The records that follow should be retyped word for word.

----

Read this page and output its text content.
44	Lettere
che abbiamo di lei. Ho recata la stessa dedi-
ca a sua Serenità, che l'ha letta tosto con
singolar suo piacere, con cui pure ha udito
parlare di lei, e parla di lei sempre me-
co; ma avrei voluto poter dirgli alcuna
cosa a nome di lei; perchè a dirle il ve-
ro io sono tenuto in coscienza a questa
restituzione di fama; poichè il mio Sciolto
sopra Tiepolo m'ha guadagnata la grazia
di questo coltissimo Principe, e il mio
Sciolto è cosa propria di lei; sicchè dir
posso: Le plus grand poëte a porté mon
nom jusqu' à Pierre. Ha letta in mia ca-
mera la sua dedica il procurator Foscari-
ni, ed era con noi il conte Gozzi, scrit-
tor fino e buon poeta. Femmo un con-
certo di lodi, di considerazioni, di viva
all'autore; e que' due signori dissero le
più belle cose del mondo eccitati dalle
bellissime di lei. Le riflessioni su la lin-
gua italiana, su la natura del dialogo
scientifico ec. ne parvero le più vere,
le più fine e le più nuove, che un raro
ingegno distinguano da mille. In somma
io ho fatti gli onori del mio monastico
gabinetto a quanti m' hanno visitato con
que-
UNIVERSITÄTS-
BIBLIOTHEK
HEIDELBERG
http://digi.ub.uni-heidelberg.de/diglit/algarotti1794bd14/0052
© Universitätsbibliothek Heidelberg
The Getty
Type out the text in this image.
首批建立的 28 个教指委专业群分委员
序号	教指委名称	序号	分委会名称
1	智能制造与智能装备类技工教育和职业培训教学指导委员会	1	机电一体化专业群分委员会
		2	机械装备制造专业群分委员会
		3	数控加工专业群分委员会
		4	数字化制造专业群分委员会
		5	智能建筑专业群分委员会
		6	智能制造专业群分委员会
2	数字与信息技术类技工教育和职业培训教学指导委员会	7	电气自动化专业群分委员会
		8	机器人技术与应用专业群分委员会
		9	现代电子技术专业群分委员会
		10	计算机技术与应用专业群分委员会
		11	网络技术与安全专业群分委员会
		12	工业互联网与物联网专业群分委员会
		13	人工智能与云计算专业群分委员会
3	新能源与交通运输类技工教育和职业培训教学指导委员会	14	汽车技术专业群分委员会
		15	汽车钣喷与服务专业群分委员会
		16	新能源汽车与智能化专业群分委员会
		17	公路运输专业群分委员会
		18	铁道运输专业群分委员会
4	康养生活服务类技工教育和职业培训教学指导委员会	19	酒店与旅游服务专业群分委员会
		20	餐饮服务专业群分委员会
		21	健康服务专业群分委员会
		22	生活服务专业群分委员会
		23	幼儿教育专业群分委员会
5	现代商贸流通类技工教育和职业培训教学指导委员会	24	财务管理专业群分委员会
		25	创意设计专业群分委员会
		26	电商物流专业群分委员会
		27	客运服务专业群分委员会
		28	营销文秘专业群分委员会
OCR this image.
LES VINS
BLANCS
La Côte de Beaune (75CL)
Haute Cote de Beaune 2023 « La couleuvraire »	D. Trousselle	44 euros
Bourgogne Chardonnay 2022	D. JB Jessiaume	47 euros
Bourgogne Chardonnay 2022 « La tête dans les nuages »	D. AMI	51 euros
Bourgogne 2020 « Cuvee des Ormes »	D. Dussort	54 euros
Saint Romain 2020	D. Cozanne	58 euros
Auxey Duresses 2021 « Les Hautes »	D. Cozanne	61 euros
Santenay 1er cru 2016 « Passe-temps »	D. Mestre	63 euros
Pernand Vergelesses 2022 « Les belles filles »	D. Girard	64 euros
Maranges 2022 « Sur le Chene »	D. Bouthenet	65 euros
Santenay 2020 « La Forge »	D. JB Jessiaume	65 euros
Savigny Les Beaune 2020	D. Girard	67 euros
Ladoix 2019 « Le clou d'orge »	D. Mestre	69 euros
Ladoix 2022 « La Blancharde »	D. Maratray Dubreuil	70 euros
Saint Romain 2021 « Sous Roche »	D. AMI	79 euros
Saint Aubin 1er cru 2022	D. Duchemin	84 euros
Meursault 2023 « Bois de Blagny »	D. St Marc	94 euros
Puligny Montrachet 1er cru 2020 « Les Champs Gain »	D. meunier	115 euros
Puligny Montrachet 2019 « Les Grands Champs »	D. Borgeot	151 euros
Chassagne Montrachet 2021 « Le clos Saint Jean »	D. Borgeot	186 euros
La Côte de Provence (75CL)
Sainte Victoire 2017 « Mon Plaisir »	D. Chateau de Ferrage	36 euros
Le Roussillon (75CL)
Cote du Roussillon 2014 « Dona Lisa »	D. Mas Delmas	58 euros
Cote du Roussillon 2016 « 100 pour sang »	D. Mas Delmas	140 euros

----

#### [Complete output]
Read this page and output its text content.
44	Lettere
che abbiamo di lei. Ho recata la stessa dedi-
ca a sua Serenità, che l'ha letta tosto con
singolar suo piacere, con cui pure ha udito
parlare di lei, e parla di lei sempre me-
co; ma avrei voluto poter dirgli alcuna
cosa a nome di lei; perchè a dirle il ve-
ro io sono tenuto in coscienza a questa
restituzione di fama; poichè il mio Sciolto
sopra Tiepolo m'ha guadagnata la grazia
di questo coltissimo Principe, e il mio
Sciolto è cosa propria di lei; sicchè dir
posso: Le plus grand poëte a porté mon
nom jusqu' à Pierre. Ha letta in mia ca-
mera la sua dedica il procurator Foscari-
ni, ed era con noi il conte Gozzi, scrit-
tor fino e buon poeta. Femmo un con-
certo di lodi, di considerazioni, di viva
all'autore; e que' due signori dissero le
più belle cose del mondo eccitati dalle
bellissime di lei. Le riflessioni su la lin-
gua italiana, su la natura del dialogo
scientifico ec. ne parvero le più vere,
le più fine e le più nuove, che un raro
ingegno distinguano da mille. In somma
io ho fatti gli onori del mio monastico
gabinetto a quanti m' hanno visitato con
que-
UNIVERSITÄTS-
BIBLIOTHEK
HEIDELBERG
http://digi.ub.uni-heidelberg.de/diglit/algarotti1794bd14/0052
© Universitätsbibliothek Heidelberg
The Getty
Type out the text in this image.
首批建立的 28 个教指委专业群分委员
序号	教指委名称	序号	分委会名称
1	智能制造与智能装备类技工教育和职业培训教学指导委员会	1	机电一体化专业群分委员会
		2	机械装备制造专业群分委员会
		3	数控加工专业群分委员会
		4	数字化制造专业群分委员会
		5	智能建筑专业群分委员会
		6	智能制造专业群分委员会
2	数字与信息技术类技工教育和职业培训教学指导委员会	7	电气自动化专业群分委员会
		8	机器人技术与应用专业群分委员会
		9	现代电子技术专业群分委员会
		10	计算机技术与应用专业群分委员会
		11	网络技术与安全专业群分委员会
		12	工业互联网与物联网专业群分委员会
		13	人工智能与云计算专业群分委员会
3	新能源与交通运输类技工教育和职业培训教学指导委员会	14	汽车技术专业群分委员会
		15	汽车钣喷与服务专业群分委员会
		16	新能源汽车与智能化专业群分委员会
		17	公路运输专业群分委员会
		18	铁道运输专业群分委员会
4	康养生活服务类技工教育和职业培训教学指导委员会	19	酒店与旅游服务专业群分委员会
		20	餐饮服务专业群分委员会
		21	健康服务专业群分委员会
		22	生活服务专业群分委员会
		23	幼儿教育专业群分委员会
5	现代商贸流通类技工教育和职业培训教学指导委员会	24	财务管理专业群分委员会
		25	创意设计专业群分委员会
		26	电商物流专业群分委员会
		27	客运服务专业群分委员会
		28	营销文秘专业群分委员会
OCR this image.
LES VINS
BLANCS
La Côte de Beaune (75CL)
Haute Cote de Beaune 2023 « La couleuvraire »	D. Trousselle	44 euros
Bourgogne Chardonnay 2022	D. JB Jessiaume	47 euros
Bourgogne Chardonnay 2022 « La tête dans les nuages »	D. AMI	51 euros
Bourgogne 2020 « Cuvee des Ormes »	D. Dussort	54 euros
Saint Romain 2020	D. Cozanne	58 euros
Auxey Duresses 2021 « Les Hautes »	D. Cozanne	61 euros
Santenay 1er cru 2016 « Passe-temps »	D. Mestre	63 euros
Pernand Vergelesses 2022 « Les belles filles »	D. Girard	64 euros
Maranges 2022 « Sur le Chene »	D. Bouthenet	65 euros
Santenay 2020 « La Forge »	D. JB Jessiaume	65 euros
Savigny Les Beaune 2020	D. Girard	67 euros
Ladoix 2019 « Le clou d'orge »	D. Mestre	69 euros
Ladoix 2022 « La Blancharde »	D. Maratray Dubreuil	70 euros
Saint Romain 2021 « Sous Roche »	D. AMI	79 euros
Saint Aubin 1er cru 2022	D. Duchemin	84 euros
Meursault 2023 « Bois de Blagny »	D. St Marc	94 euros
Puligny Montrachet 1er cru 2020 « Les Champs Gain »	D. meunier	115 euros
Puligny Montrachet 2019 « Les Grands Champs »	D. Borgeot	151 euros
Chassagne Montrachet 2021 « Le clos Saint Jean »	D. Borgeot	186 euros
La Côte de Provence (75CL)
Sainte Victoire 2017 « Mon Plaisir »	D. Chateau de Ferrage	36 euros
Le Roussillon (75CL)
Cote du Roussillon 2014 « Dona Lisa »	D. Mas Delmas	58 euros
Cote du Roussillon 2016 « 100 pour sang »	D. Mas Delmas	140 euros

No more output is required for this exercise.